» **EXERCISE DETAILS**:
Give the data below again, word for word.

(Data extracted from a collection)
______________________________

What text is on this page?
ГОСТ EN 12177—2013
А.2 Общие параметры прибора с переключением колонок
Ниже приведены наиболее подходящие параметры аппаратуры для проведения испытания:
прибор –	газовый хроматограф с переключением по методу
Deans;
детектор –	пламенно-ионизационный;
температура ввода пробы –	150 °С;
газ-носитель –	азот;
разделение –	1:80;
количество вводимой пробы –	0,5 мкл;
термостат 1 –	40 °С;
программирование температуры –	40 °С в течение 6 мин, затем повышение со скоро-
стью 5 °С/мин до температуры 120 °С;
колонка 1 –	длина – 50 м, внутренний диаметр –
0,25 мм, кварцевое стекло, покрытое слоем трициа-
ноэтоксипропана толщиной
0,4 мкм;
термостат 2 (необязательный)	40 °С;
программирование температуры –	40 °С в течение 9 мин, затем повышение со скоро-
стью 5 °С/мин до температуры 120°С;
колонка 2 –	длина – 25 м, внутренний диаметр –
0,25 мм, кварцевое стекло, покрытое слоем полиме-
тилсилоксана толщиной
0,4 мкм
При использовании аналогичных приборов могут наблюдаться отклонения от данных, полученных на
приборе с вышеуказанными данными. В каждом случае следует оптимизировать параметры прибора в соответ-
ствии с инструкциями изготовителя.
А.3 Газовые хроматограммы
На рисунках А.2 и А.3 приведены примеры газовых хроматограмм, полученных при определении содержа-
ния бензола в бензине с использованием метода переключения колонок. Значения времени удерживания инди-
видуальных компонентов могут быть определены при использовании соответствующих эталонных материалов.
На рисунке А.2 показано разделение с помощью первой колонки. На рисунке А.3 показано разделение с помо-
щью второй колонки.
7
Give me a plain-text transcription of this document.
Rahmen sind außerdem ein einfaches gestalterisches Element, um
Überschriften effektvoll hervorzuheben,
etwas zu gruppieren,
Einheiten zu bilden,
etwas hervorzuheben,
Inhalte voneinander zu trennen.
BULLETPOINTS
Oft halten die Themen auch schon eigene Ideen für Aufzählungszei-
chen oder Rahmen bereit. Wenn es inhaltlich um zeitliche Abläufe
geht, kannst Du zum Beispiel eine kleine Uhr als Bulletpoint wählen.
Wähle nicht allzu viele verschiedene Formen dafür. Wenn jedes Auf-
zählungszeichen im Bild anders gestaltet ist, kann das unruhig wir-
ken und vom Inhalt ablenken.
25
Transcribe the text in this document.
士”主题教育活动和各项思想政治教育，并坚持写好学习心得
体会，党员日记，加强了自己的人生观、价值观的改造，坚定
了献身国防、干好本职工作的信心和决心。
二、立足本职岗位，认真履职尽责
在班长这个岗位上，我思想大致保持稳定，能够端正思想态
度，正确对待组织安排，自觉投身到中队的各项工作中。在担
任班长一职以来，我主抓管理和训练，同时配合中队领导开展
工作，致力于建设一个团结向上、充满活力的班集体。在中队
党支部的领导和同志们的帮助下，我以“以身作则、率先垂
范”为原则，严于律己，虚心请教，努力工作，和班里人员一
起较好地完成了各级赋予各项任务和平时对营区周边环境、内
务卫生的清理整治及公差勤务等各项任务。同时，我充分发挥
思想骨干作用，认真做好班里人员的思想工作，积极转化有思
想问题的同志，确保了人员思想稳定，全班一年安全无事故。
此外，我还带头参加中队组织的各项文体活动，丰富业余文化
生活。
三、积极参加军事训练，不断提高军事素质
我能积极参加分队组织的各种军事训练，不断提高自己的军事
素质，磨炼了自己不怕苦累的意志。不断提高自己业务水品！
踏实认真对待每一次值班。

______________________________

» **ANSWER FOR THIS EXERCISE**:
What text is on this page?
ГОСТ EN 12177—2013
А.2 Общие параметры прибора с переключением колонок
Ниже приведены наиболее подходящие параметры аппаратуры для проведения испытания:
прибор –	газовый хроматограф с переключением по методу
Deans;
детектор –	пламенно-ионизационный;
температура ввода пробы –	150 °С;
газ-носитель –	азот;
разделение –	1:80;
количество вводимой пробы –	0,5 мкл;
термостат 1 –	40 °С;
программирование температуры –	40 °С в течение 6 мин, затем повышение со скоро-
стью 5 °С/мин до температуры 120 °С;
колонка 1 –	длина – 50 м, внутренний диаметр –
0,25 мм, кварцевое стекло, покрытое слоем трициа-
ноэтоксипропана толщиной
0,4 мкм;
термостат 2 (необязательный)	40 °С;
программирование температуры –	40 °С в течение 9 мин, затем повышение со скоро-
стью 5 °С/мин до температуры 120°С;
колонка 2 –	длина – 25 м, внутренний диаметр –
0,25 мм, кварцевое стекло, покрытое слоем полиме-
тилсилоксана толщиной
0,4 мкм
При использовании аналогичных приборов могут наблюдаться отклонения от данных, полученных на
приборе с вышеуказанными данными. В каждом случае следует оптимизировать параметры прибора в соответ-
ствии с инструкциями изготовителя.
А.3 Газовые хроматограммы
На рисунках А.2 и А.3 приведены примеры газовых хроматограмм, полученных при определении содержа-
ния бензола в бензине с использованием метода переключения колонок. Значения времени удерживания инди-
видуальных компонентов могут быть определены при использовании соответствующих эталонных материалов.
На рисунке А.2 показано разделение с помощью первой колонки. На рисунке А.3 показано разделение с помо-
щью второй колонки.
7
Give me a plain-text transcription of this document.
Rahmen sind außerdem ein einfaches gestalterisches Element, um
Überschriften effektvoll hervorzuheben,
etwas zu gruppieren,
Einheiten zu bilden,
etwas hervorzuheben,
Inhalte voneinander zu trennen.
BULLETPOINTS
Oft halten die Themen auch schon eigene Ideen für Aufzählungszei-
chen oder Rahmen bereit. Wenn es inhaltlich um zeitliche Abläufe
geht, kannst Du zum Beispiel eine kleine Uhr als Bulletpoint wählen.
Wähle nicht allzu viele verschiedene Formen dafür. Wenn jedes Auf-
zählungszeichen im Bild anders gestaltet ist, kann das unruhig wir-
ken und vom Inhalt ablenken.
25
Transcribe the text in this document.
士”主题教育活动和各项思想政治教育，并坚持写好学习心得
体会，党员日记，加强了自己的人生观、价值观的改造，坚定
了献身国防、干好本职工作的信心和决心。
二、立足本职岗位，认真履职尽责
在班长这个岗位上，我思想大致保持稳定，能够端正思想态
度，正确对待组织安排，自觉投身到中队的各项工作中。在担
任班长一职以来，我主抓管理和训练，同时配合中队领导开展
工作，致力于建设一个团结向上、充满活力的班集体。在中队
党支部的领导和同志们的帮助下，我以“以身作则、率先垂
范”为原则，严于律己，虚心请教，努力工作，和班里人员一
起较好地完成了各级赋予各项任务和平时对营区周边环境、内
务卫生的清理整治及公差勤务等各项任务。同时，我充分发挥
思想骨干作用，认真做好班里人员的思想工作，积极转化有思
想问题的同志，确保了人员思想稳定，全班一年安全无事故。
此外，我还带头参加中队组织的各项文体活动，丰富业余文化
生活。
三、积极参加军事训练，不断提高军事素质
我能积极参加分队组织的各种军事训练，不断提高自己的军事
素质，磨炼了自己不怕苦累的意志。不断提高自己业务水品！
踏实认真对待每一次值班。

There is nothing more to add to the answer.